======== EXTRACTED MATERIAL ========
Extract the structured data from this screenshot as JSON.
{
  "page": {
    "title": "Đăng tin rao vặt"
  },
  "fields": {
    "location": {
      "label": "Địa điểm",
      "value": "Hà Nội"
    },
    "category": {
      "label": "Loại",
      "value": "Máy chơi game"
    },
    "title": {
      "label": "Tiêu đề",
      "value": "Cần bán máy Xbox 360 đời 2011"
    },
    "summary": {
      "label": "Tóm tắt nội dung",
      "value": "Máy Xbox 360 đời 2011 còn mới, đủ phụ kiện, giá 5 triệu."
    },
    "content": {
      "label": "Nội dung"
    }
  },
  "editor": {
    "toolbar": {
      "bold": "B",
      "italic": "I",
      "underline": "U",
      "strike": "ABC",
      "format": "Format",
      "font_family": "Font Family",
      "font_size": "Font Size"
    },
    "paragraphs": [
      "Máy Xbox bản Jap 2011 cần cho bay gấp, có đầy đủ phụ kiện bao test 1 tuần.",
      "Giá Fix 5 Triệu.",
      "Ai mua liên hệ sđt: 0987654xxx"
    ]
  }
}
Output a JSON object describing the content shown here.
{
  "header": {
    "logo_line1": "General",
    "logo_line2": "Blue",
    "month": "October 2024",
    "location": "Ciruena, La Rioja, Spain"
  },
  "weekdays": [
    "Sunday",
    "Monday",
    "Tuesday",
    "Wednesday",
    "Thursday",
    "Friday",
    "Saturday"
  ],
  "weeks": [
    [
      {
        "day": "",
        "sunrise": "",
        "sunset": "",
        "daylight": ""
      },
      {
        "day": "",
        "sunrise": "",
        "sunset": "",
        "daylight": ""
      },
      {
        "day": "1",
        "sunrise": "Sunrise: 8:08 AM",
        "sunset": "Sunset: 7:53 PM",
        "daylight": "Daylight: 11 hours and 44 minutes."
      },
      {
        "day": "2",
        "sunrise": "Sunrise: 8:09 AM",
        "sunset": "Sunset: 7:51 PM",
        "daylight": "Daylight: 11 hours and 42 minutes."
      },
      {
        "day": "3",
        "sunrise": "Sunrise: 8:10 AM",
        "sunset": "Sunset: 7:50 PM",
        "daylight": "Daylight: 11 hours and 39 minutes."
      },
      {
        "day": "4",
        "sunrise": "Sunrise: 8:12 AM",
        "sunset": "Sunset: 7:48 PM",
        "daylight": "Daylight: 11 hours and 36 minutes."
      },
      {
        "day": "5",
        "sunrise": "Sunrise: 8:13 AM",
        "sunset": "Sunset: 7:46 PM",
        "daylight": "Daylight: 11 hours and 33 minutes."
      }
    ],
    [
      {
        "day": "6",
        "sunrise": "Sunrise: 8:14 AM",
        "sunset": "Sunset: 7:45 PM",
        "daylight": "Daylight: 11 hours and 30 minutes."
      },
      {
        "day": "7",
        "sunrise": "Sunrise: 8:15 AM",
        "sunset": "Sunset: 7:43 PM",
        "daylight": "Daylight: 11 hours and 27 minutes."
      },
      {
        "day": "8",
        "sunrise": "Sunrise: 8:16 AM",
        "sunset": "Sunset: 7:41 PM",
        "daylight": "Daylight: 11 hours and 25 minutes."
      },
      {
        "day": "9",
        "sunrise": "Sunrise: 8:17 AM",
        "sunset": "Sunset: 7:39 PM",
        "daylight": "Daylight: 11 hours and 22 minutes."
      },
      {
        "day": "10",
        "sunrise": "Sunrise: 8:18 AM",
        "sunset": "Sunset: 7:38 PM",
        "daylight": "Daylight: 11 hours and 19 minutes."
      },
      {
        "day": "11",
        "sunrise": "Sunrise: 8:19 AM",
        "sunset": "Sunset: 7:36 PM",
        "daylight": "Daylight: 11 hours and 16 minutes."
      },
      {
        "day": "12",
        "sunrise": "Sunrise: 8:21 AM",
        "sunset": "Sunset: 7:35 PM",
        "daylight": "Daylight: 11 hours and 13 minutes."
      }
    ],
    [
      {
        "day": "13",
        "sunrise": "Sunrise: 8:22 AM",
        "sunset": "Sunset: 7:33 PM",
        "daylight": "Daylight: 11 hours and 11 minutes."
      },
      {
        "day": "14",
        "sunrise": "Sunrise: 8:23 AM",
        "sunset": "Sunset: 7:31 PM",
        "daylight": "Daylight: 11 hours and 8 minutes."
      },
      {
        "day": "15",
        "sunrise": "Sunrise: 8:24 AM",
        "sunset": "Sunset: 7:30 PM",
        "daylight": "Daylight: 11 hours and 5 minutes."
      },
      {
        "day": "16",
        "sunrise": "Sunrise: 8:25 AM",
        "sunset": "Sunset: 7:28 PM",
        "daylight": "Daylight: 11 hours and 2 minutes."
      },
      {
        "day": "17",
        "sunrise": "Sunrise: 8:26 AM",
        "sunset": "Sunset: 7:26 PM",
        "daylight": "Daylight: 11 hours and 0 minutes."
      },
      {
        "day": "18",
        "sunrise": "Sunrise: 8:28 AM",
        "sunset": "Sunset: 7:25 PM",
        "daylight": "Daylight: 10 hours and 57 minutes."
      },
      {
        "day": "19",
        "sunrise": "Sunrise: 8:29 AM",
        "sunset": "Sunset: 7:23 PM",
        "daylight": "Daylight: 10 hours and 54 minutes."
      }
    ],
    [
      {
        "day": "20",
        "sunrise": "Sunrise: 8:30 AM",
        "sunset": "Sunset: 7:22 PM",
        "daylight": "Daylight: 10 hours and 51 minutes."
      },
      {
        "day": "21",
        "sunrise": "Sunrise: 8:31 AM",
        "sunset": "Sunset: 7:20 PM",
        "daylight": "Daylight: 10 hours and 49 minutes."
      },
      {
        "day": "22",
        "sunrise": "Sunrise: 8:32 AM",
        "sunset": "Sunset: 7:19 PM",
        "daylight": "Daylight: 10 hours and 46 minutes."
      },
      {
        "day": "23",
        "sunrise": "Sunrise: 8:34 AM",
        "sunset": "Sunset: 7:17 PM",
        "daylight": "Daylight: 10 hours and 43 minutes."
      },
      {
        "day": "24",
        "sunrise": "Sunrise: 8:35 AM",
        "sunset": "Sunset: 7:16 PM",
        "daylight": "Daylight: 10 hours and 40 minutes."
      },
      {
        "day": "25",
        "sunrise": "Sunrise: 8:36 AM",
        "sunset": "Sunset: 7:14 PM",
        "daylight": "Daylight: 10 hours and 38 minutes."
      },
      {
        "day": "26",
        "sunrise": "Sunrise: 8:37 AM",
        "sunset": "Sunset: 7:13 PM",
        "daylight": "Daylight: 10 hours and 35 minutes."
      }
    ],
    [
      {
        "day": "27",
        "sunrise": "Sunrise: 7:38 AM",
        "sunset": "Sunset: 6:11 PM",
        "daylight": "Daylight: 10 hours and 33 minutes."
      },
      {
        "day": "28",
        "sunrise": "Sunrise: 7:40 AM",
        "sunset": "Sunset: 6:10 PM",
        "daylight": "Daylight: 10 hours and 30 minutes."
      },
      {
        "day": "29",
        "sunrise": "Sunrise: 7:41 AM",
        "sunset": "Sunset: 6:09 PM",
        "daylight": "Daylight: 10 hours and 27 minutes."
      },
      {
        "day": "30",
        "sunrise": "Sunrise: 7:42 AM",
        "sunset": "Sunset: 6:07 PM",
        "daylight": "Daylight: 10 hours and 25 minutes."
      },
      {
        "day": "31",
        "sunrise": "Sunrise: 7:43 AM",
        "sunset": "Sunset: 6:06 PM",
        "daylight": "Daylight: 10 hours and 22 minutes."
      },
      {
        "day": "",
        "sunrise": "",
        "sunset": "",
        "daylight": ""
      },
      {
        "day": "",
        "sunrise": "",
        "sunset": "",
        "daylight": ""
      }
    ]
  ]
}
========
### WHAT IS BEING ASKED
Which lines of the material contain the string "Xbox"? List each of them.

### RESPONSE BELOW
      "value": "Cần bán máy Xbox 360 đời 2011"
      "value": "Máy Xbox 360 đời 2011 còn mới, đủ phụ kiện, giá 5 triệu."
      "Máy Xbox bản Jap 2011 cần cho bay gấp, có đầy đủ phụ kiện bao test 1 tuần.",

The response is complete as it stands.